» **Aim**
Return each line of the data below verbatim; pictures are to be left out.

━━━ Exercise inputs

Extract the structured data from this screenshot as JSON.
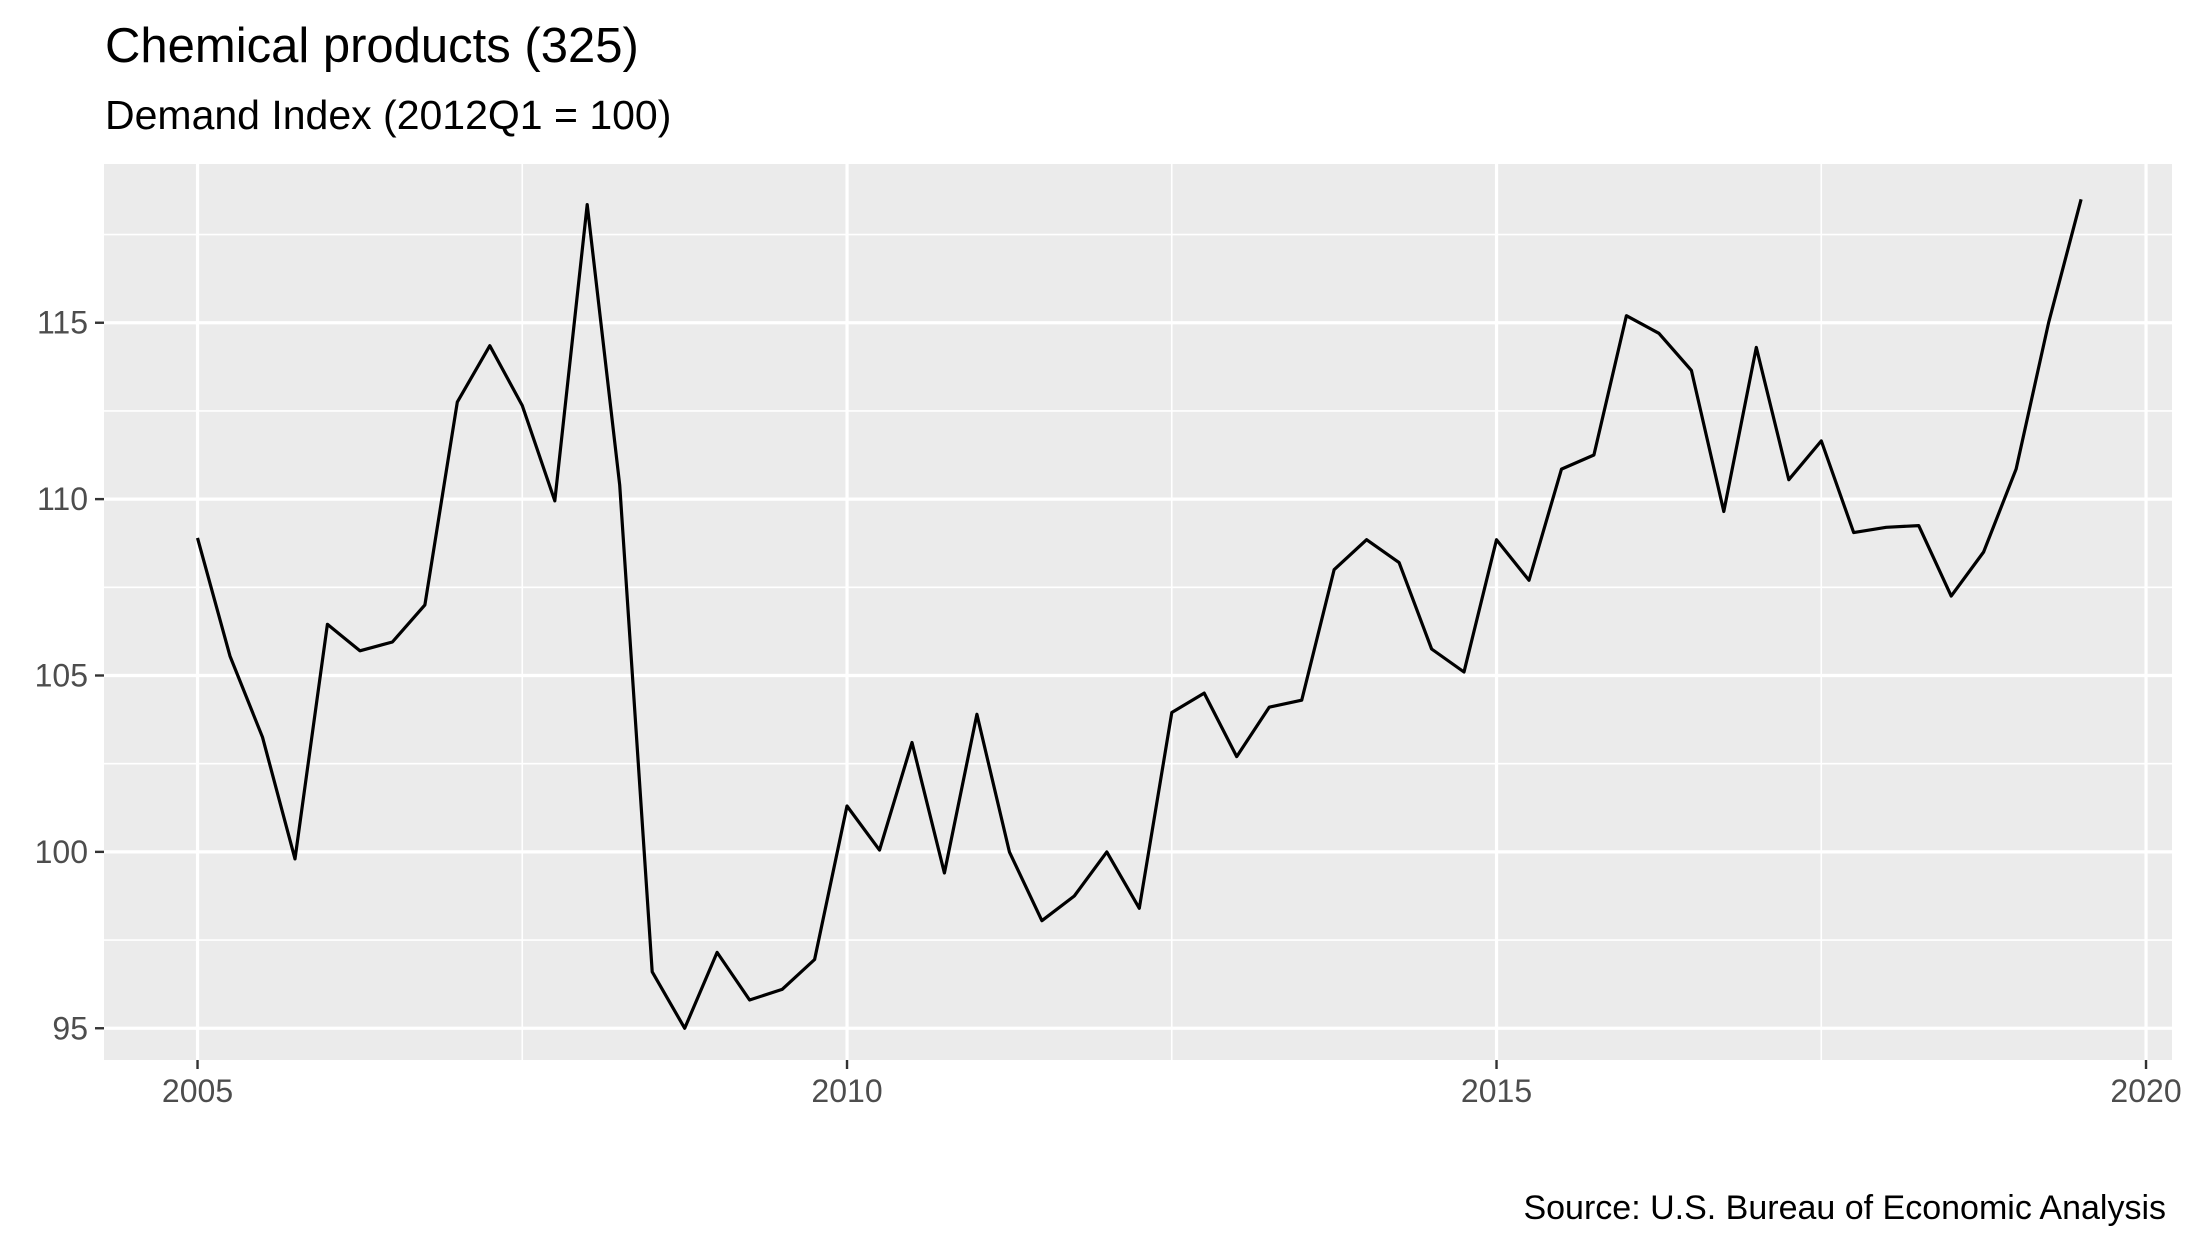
{
  "chart_data": {
    "type": "line",
    "title": "Chemical products (325)",
    "subtitle": "Demand Index (2012Q1 = 100)",
    "caption": "Source: U.S. Bureau of Economic Analysis",
    "xlabel": "",
    "ylabel": "",
    "x_ticks": [
      "2005",
      "2010",
      "2015",
      "2020"
    ],
    "y_ticks": [
      "95",
      "100",
      "105",
      "110",
      "115"
    ],
    "xlim": [
      2004.28,
      2020.2
    ],
    "ylim": [
      94.1,
      119.5
    ],
    "grid": true,
    "colors": {
      "panel": "#ebebeb",
      "grid": "#ffffff",
      "line": "#000000",
      "tick_text": "#4d4d4d",
      "tick_mark": "#333333"
    },
    "series": [
      {
        "x": [
          2005.0,
          2005.25,
          2005.5,
          2005.75,
          2006.0,
          2006.25,
          2006.5,
          2006.75,
          2007.0,
          2007.25,
          2007.5,
          2007.75,
          2008.0,
          2008.25,
          2008.5,
          2008.75,
          2009.0,
          2009.25,
          2009.5,
          2009.75,
          2010.0,
          2010.25,
          2010.5,
          2010.75,
          2011.0,
          2011.25,
          2011.5,
          2011.75,
          2012.0,
          2012.25,
          2012.5,
          2012.75,
          2013.0,
          2013.25,
          2013.5,
          2013.75,
          2014.0,
          2014.25,
          2014.5,
          2014.75,
          2015.0,
          2015.25,
          2015.5,
          2015.75,
          2016.0,
          2016.25,
          2016.5,
          2016.75,
          2017.0,
          2017.25,
          2017.5,
          2017.75,
          2018.0,
          2018.25,
          2018.5,
          2018.75,
          2019.0,
          2019.25,
          2019.5
        ],
        "values": [
          108.9,
          105.55,
          103.25,
          99.8,
          106.45,
          105.7,
          105.95,
          107.0,
          112.75,
          114.35,
          112.65,
          109.95,
          118.35,
          110.4,
          96.6,
          95.0,
          97.15,
          95.8,
          96.1,
          96.95,
          101.3,
          100.05,
          103.1,
          99.4,
          103.9,
          100.0,
          98.05,
          98.75,
          100.0,
          98.4,
          103.95,
          104.5,
          102.7,
          104.1,
          104.3,
          108.0,
          108.85,
          108.2,
          105.75,
          105.1,
          108.85,
          107.7,
          110.85,
          111.25,
          115.2,
          114.7,
          113.65,
          109.65,
          114.3,
          110.55,
          111.65,
          109.05,
          109.2,
          109.25,
          107.25,
          108.5,
          110.85,
          115.0,
          118.5
        ]
      }
    ]
  }
}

━━━━━━

» **Solved problem**
Extract the structured data from this screenshot as JSON.
{
  "chart_data": {
    "type": "line",
    "title": "Chemical products (325)",
    "subtitle": "Demand Index (2012Q1 = 100)",
    "caption": "Source: U.S. Bureau of Economic Analysis",
    "xlabel": "",
    "ylabel": "",
    "x_ticks": [
      "2005",
      "2010",
      "2015",
      "2020"
    ],
    "y_ticks": [
      "95",
      "100",
      "105",
      "110",
      "115"
    ],
    "xlim": [
      2004.28,
      2020.2
    ],
    "ylim": [
      94.1,
      119.5
    ],
    "grid": true,
    "colors": {
      "panel": "#ebebeb",
      "grid": "#ffffff",
      "line": "#000000",
      "tick_text": "#4d4d4d",
      "tick_mark": "#333333"
    },
    "series": [
      {
        "x": [
          2005.0,
          2005.25,
          2005.5,
          2005.75,
          2006.0,
          2006.25,
          2006.5,
          2006.75,
          2007.0,
          2007.25,
          2007.5,
          2007.75,
          2008.0,
          2008.25,
          2008.5,
          2008.75,
          2009.0,
          2009.25,
          2009.5,
          2009.75,
          2010.0,
          2010.25,
          2010.5,
          2010.75,
          2011.0,
          2011.25,
          2011.5,
          2011.75,
          2012.0,
          2012.25,
          2012.5,
          2012.75,
          2013.0,
          2013.25,
          2013.5,
          2013.75,
          2014.0,
          2014.25,
          2014.5,
          2014.75,
          2015.0,
          2015.25,
          2015.5,
          2015.75,
          2016.0,
          2016.25,
          2016.5,
          2016.75,
          2017.0,
          2017.25,
          2017.5,
          2017.75,
          2018.0,
          2018.25,
          2018.5,
          2018.75,
          2019.0,
          2019.25,
          2019.5
        ],
        "values": [
          108.9,
          105.55,
          103.25,
          99.8,
          106.45,
          105.7,
          105.95,
          107.0,
          112.75,
          114.35,
          112.65,
          109.95,
          118.35,
          110.4,
          96.6,
          95.0,
          97.15,
          95.8,
          96.1,
          96.95,
          101.3,
          100.05,
          103.1,
          99.4,
          103.9,
          100.0,
          98.05,
          98.75,
          100.0,
          98.4,
          103.95,
          104.5,
          102.7,
          104.1,
          104.3,
          108.0,
          108.85,
          108.2,
          105.75,
          105.1,
          108.85,
          107.7,
          110.85,
          111.25,
          115.2,
          114.7,
          113.65,
          109.65,
          114.3,
          110.55,
          111.65,
          109.05,
          109.2,
          109.25,
          107.25,
          108.5,
          110.85,
          115.0,
          118.5
        ]
      }
    ]
  }
}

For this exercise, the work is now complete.